> **TASK TO COMPLETE**: Write out each line exactly as given. Leave the pictures out of your copy.

> **SUPPLIED RECORDS**:
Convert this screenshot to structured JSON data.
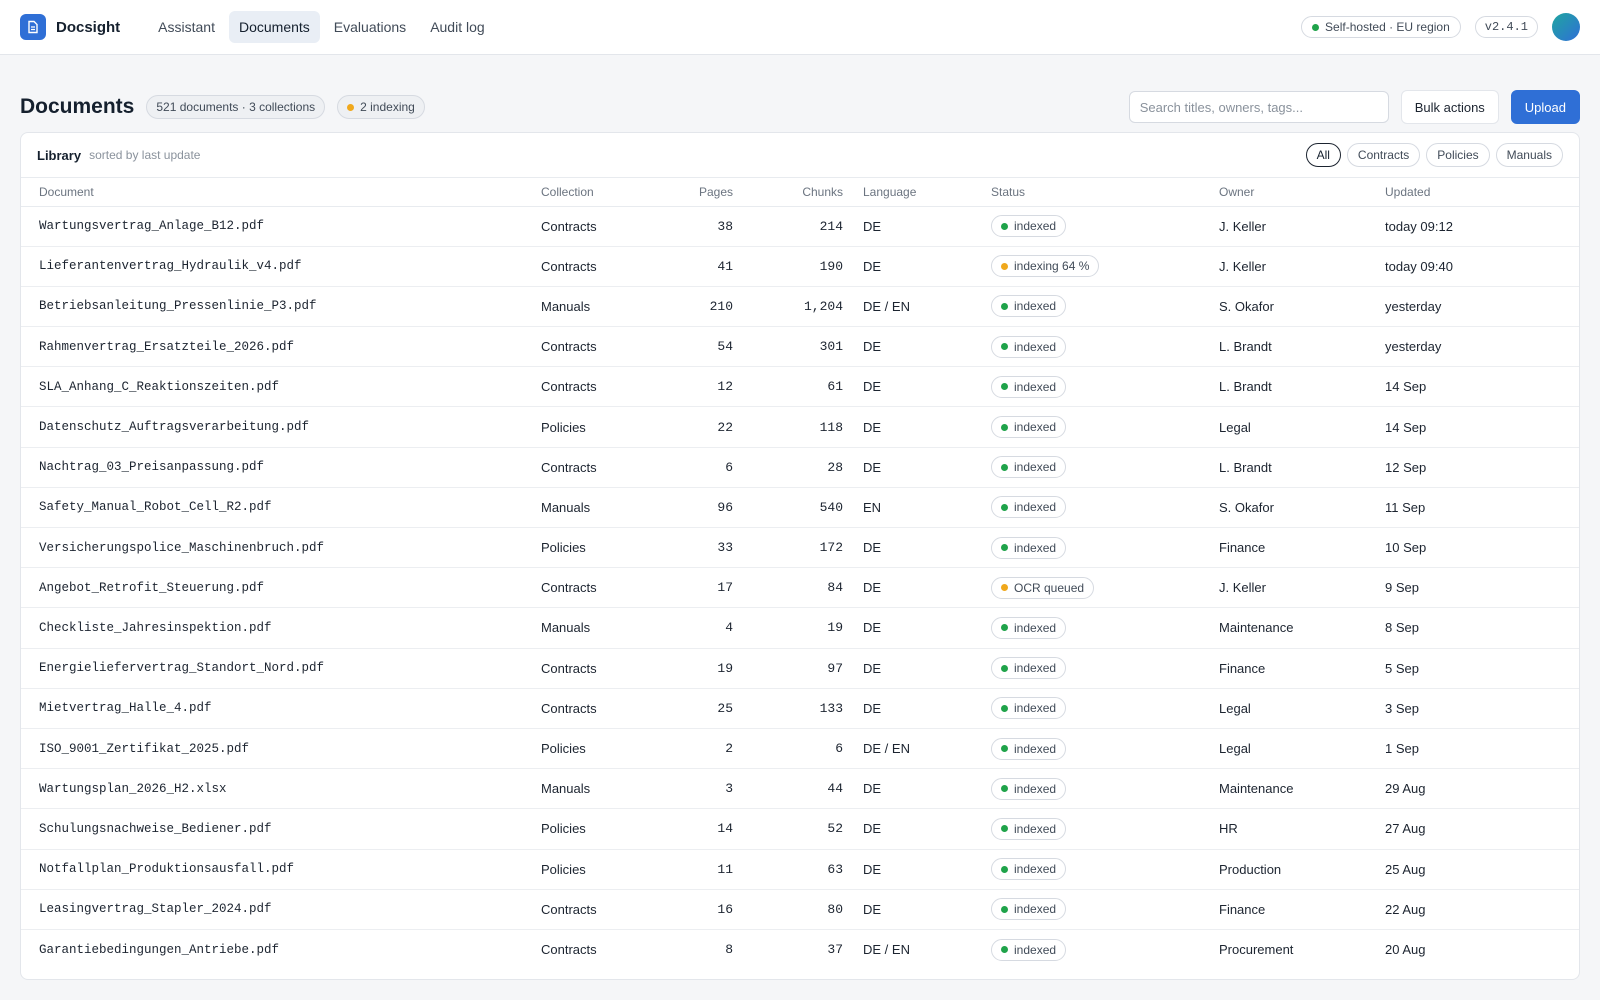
{
  "app": {
    "name": "Docsight",
    "nav": [
      {
        "label": "Assistant",
        "active": false
      },
      {
        "label": "Documents",
        "active": true
      },
      {
        "label": "Evaluations",
        "active": false
      },
      {
        "label": "Audit log",
        "active": false
      }
    ],
    "deployment": "Self-hosted · EU region",
    "version": "v2.4.1",
    "colors": {
      "accent": "#2f6fd6",
      "ok": "#1fa34a",
      "pending": "#f0a81c"
    }
  },
  "page": {
    "title": "Documents",
    "summary": "521 documents · 3 collections",
    "indexing": "2 indexing",
    "search_placeholder": "Search titles, owners, tags...",
    "bulk_label": "Bulk actions",
    "upload_label": "Upload"
  },
  "library": {
    "title": "Library",
    "subtitle": "sorted by last update",
    "filters": [
      "All",
      "Contracts",
      "Policies",
      "Manuals"
    ],
    "active_filter": "All",
    "columns": [
      "Document",
      "Collection",
      "Pages",
      "Chunks",
      "Language",
      "Status",
      "Owner",
      "Updated"
    ],
    "rows": [
      {
        "doc": "Wartungsvertrag_Anlage_B12.pdf",
        "collection": "Contracts",
        "pages": "38",
        "chunks": "214",
        "lang": "DE",
        "status": "indexed",
        "state": "ok",
        "owner": "J. Keller",
        "updated": "today 09:12"
      },
      {
        "doc": "Lieferantenvertrag_Hydraulik_v4.pdf",
        "collection": "Contracts",
        "pages": "41",
        "chunks": "190",
        "lang": "DE",
        "status": "indexing 64 %",
        "state": "pending",
        "owner": "J. Keller",
        "updated": "today 09:40"
      },
      {
        "doc": "Betriebsanleitung_Pressenlinie_P3.pdf",
        "collection": "Manuals",
        "pages": "210",
        "chunks": "1,204",
        "lang": "DE / EN",
        "status": "indexed",
        "state": "ok",
        "owner": "S. Okafor",
        "updated": "yesterday"
      },
      {
        "doc": "Rahmenvertrag_Ersatzteile_2026.pdf",
        "collection": "Contracts",
        "pages": "54",
        "chunks": "301",
        "lang": "DE",
        "status": "indexed",
        "state": "ok",
        "owner": "L. Brandt",
        "updated": "yesterday"
      },
      {
        "doc": "SLA_Anhang_C_Reaktionszeiten.pdf",
        "collection": "Contracts",
        "pages": "12",
        "chunks": "61",
        "lang": "DE",
        "status": "indexed",
        "state": "ok",
        "owner": "L. Brandt",
        "updated": "14 Sep"
      },
      {
        "doc": "Datenschutz_Auftragsverarbeitung.pdf",
        "collection": "Policies",
        "pages": "22",
        "chunks": "118",
        "lang": "DE",
        "status": "indexed",
        "state": "ok",
        "owner": "Legal",
        "updated": "14 Sep"
      },
      {
        "doc": "Nachtrag_03_Preisanpassung.pdf",
        "collection": "Contracts",
        "pages": "6",
        "chunks": "28",
        "lang": "DE",
        "status": "indexed",
        "state": "ok",
        "owner": "L. Brandt",
        "updated": "12 Sep"
      },
      {
        "doc": "Safety_Manual_Robot_Cell_R2.pdf",
        "collection": "Manuals",
        "pages": "96",
        "chunks": "540",
        "lang": "EN",
        "status": "indexed",
        "state": "ok",
        "owner": "S. Okafor",
        "updated": "11 Sep"
      },
      {
        "doc": "Versicherungspolice_Maschinenbruch.pdf",
        "collection": "Policies",
        "pages": "33",
        "chunks": "172",
        "lang": "DE",
        "status": "indexed",
        "state": "ok",
        "owner": "Finance",
        "updated": "10 Sep"
      },
      {
        "doc": "Angebot_Retrofit_Steuerung.pdf",
        "collection": "Contracts",
        "pages": "17",
        "chunks": "84",
        "lang": "DE",
        "status": "OCR queued",
        "state": "pending",
        "owner": "J. Keller",
        "updated": "9 Sep"
      },
      {
        "doc": "Checkliste_Jahresinspektion.pdf",
        "collection": "Manuals",
        "pages": "4",
        "chunks": "19",
        "lang": "DE",
        "status": "indexed",
        "state": "ok",
        "owner": "Maintenance",
        "updated": "8 Sep"
      },
      {
        "doc": "Energieliefervertrag_Standort_Nord.pdf",
        "collection": "Contracts",
        "pages": "19",
        "chunks": "97",
        "lang": "DE",
        "status": "indexed",
        "state": "ok",
        "owner": "Finance",
        "updated": "5 Sep"
      },
      {
        "doc": "Mietvertrag_Halle_4.pdf",
        "collection": "Contracts",
        "pages": "25",
        "chunks": "133",
        "lang": "DE",
        "status": "indexed",
        "state": "ok",
        "owner": "Legal",
        "updated": "3 Sep"
      },
      {
        "doc": "ISO_9001_Zertifikat_2025.pdf",
        "collection": "Policies",
        "pages": "2",
        "chunks": "6",
        "lang": "DE / EN",
        "status": "indexed",
        "state": "ok",
        "owner": "Legal",
        "updated": "1 Sep"
      },
      {
        "doc": "Wartungsplan_2026_H2.xlsx",
        "collection": "Manuals",
        "pages": "3",
        "chunks": "44",
        "lang": "DE",
        "status": "indexed",
        "state": "ok",
        "owner": "Maintenance",
        "updated": "29 Aug"
      },
      {
        "doc": "Schulungsnachweise_Bediener.pdf",
        "collection": "Policies",
        "pages": "14",
        "chunks": "52",
        "lang": "DE",
        "status": "indexed",
        "state": "ok",
        "owner": "HR",
        "updated": "27 Aug"
      },
      {
        "doc": "Notfallplan_Produktionsausfall.pdf",
        "collection": "Policies",
        "pages": "11",
        "chunks": "63",
        "lang": "DE",
        "status": "indexed",
        "state": "ok",
        "owner": "Production",
        "updated": "25 Aug"
      },
      {
        "doc": "Leasingvertrag_Stapler_2024.pdf",
        "collection": "Contracts",
        "pages": "16",
        "chunks": "80",
        "lang": "DE",
        "status": "indexed",
        "state": "ok",
        "owner": "Finance",
        "updated": "22 Aug"
      },
      {
        "doc": "Garantiebedingungen_Antriebe.pdf",
        "collection": "Contracts",
        "pages": "8",
        "chunks": "37",
        "lang": "DE / EN",
        "status": "indexed",
        "state": "ok",
        "owner": "Procurement",
        "updated": "20 Aug"
      }
    ]
  }
}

> **RESPONSE TO THE TASK**:
Convert this screenshot to structured JSON data.
{
  "app": {
    "name": "Docsight",
    "nav": [
      {
        "label": "Assistant",
        "active": false
      },
      {
        "label": "Documents",
        "active": true
      },
      {
        "label": "Evaluations",
        "active": false
      },
      {
        "label": "Audit log",
        "active": false
      }
    ],
    "deployment": "Self-hosted · EU region",
    "version": "v2.4.1",
    "colors": {
      "accent": "#2f6fd6",
      "ok": "#1fa34a",
      "pending": "#f0a81c"
    }
  },
  "page": {
    "title": "Documents",
    "summary": "521 documents · 3 collections",
    "indexing": "2 indexing",
    "search_placeholder": "Search titles, owners, tags...",
    "bulk_label": "Bulk actions",
    "upload_label": "Upload"
  },
  "library": {
    "title": "Library",
    "subtitle": "sorted by last update",
    "filters": [
      "All",
      "Contracts",
      "Policies",
      "Manuals"
    ],
    "active_filter": "All",
    "columns": [
      "Document",
      "Collection",
      "Pages",
      "Chunks",
      "Language",
      "Status",
      "Owner",
      "Updated"
    ],
    "rows": [
      {
        "doc": "Wartungsvertrag_Anlage_B12.pdf",
        "collection": "Contracts",
        "pages": "38",
        "chunks": "214",
        "lang": "DE",
        "status": "indexed",
        "state": "ok",
        "owner": "J. Keller",
        "updated": "today 09:12"
      },
      {
        "doc": "Lieferantenvertrag_Hydraulik_v4.pdf",
        "collection": "Contracts",
        "pages": "41",
        "chunks": "190",
        "lang": "DE",
        "status": "indexing 64 %",
        "state": "pending",
        "owner": "J. Keller",
        "updated": "today 09:40"
      },
      {
        "doc": "Betriebsanleitung_Pressenlinie_P3.pdf",
        "collection": "Manuals",
        "pages": "210",
        "chunks": "1,204",
        "lang": "DE / EN",
        "status": "indexed",
        "state": "ok",
        "owner": "S. Okafor",
        "updated": "yesterday"
      },
      {
        "doc": "Rahmenvertrag_Ersatzteile_2026.pdf",
        "collection": "Contracts",
        "pages": "54",
        "chunks": "301",
        "lang": "DE",
        "status": "indexed",
        "state": "ok",
        "owner": "L. Brandt",
        "updated": "yesterday"
      },
      {
        "doc": "SLA_Anhang_C_Reaktionszeiten.pdf",
        "collection": "Contracts",
        "pages": "12",
        "chunks": "61",
        "lang": "DE",
        "status": "indexed",
        "state": "ok",
        "owner": "L. Brandt",
        "updated": "14 Sep"
      },
      {
        "doc": "Datenschutz_Auftragsverarbeitung.pdf",
        "collection": "Policies",
        "pages": "22",
        "chunks": "118",
        "lang": "DE",
        "status": "indexed",
        "state": "ok",
        "owner": "Legal",
        "updated": "14 Sep"
      },
      {
        "doc": "Nachtrag_03_Preisanpassung.pdf",
        "collection": "Contracts",
        "pages": "6",
        "chunks": "28",
        "lang": "DE",
        "status": "indexed",
        "state": "ok",
        "owner": "L. Brandt",
        "updated": "12 Sep"
      },
      {
        "doc": "Safety_Manual_Robot_Cell_R2.pdf",
        "collection": "Manuals",
        "pages": "96",
        "chunks": "540",
        "lang": "EN",
        "status": "indexed",
        "state": "ok",
        "owner": "S. Okafor",
        "updated": "11 Sep"
      },
      {
        "doc": "Versicherungspolice_Maschinenbruch.pdf",
        "collection": "Policies",
        "pages": "33",
        "chunks": "172",
        "lang": "DE",
        "status": "indexed",
        "state": "ok",
        "owner": "Finance",
        "updated": "10 Sep"
      },
      {
        "doc": "Angebot_Retrofit_Steuerung.pdf",
        "collection": "Contracts",
        "pages": "17",
        "chunks": "84",
        "lang": "DE",
        "status": "OCR queued",
        "state": "pending",
        "owner": "J. Keller",
        "updated": "9 Sep"
      },
      {
        "doc": "Checkliste_Jahresinspektion.pdf",
        "collection": "Manuals",
        "pages": "4",
        "chunks": "19",
        "lang": "DE",
        "status": "indexed",
        "state": "ok",
        "owner": "Maintenance",
        "updated": "8 Sep"
      },
      {
        "doc": "Energieliefervertrag_Standort_Nord.pdf",
        "collection": "Contracts",
        "pages": "19",
        "chunks": "97",
        "lang": "DE",
        "status": "indexed",
        "state": "ok",
        "owner": "Finance",
        "updated": "5 Sep"
      },
      {
        "doc": "Mietvertrag_Halle_4.pdf",
        "collection": "Contracts",
        "pages": "25",
        "chunks": "133",
        "lang": "DE",
        "status": "indexed",
        "state": "ok",
        "owner": "Legal",
        "updated": "3 Sep"
      },
      {
        "doc": "ISO_9001_Zertifikat_2025.pdf",
        "collection": "Policies",
        "pages": "2",
        "chunks": "6",
        "lang": "DE / EN",
        "status": "indexed",
        "state": "ok",
        "owner": "Legal",
        "updated": "1 Sep"
      },
      {
        "doc": "Wartungsplan_2026_H2.xlsx",
        "collection": "Manuals",
        "pages": "3",
        "chunks": "44",
        "lang": "DE",
        "status": "indexed",
        "state": "ok",
        "owner": "Maintenance",
        "updated": "29 Aug"
      },
      {
        "doc": "Schulungsnachweise_Bediener.pdf",
        "collection": "Policies",
        "pages": "14",
        "chunks": "52",
        "lang": "DE",
        "status": "indexed",
        "state": "ok",
        "owner": "HR",
        "updated": "27 Aug"
      },
      {
        "doc": "Notfallplan_Produktionsausfall.pdf",
        "collection": "Policies",
        "pages": "11",
        "chunks": "63",
        "lang": "DE",
        "status": "indexed",
        "state": "ok",
        "owner": "Production",
        "updated": "25 Aug"
      },
      {
        "doc": "Leasingvertrag_Stapler_2024.pdf",
        "collection": "Contracts",
        "pages": "16",
        "chunks": "80",
        "lang": "DE",
        "status": "indexed",
        "state": "ok",
        "owner": "Finance",
        "updated": "22 Aug"
      },
      {
        "doc": "Garantiebedingungen_Antriebe.pdf",
        "collection": "Contracts",
        "pages": "8",
        "chunks": "37",
        "lang": "DE / EN",
        "status": "indexed",
        "state": "ok",
        "owner": "Procurement",
        "updated": "20 Aug"
      }
    ]
  }
}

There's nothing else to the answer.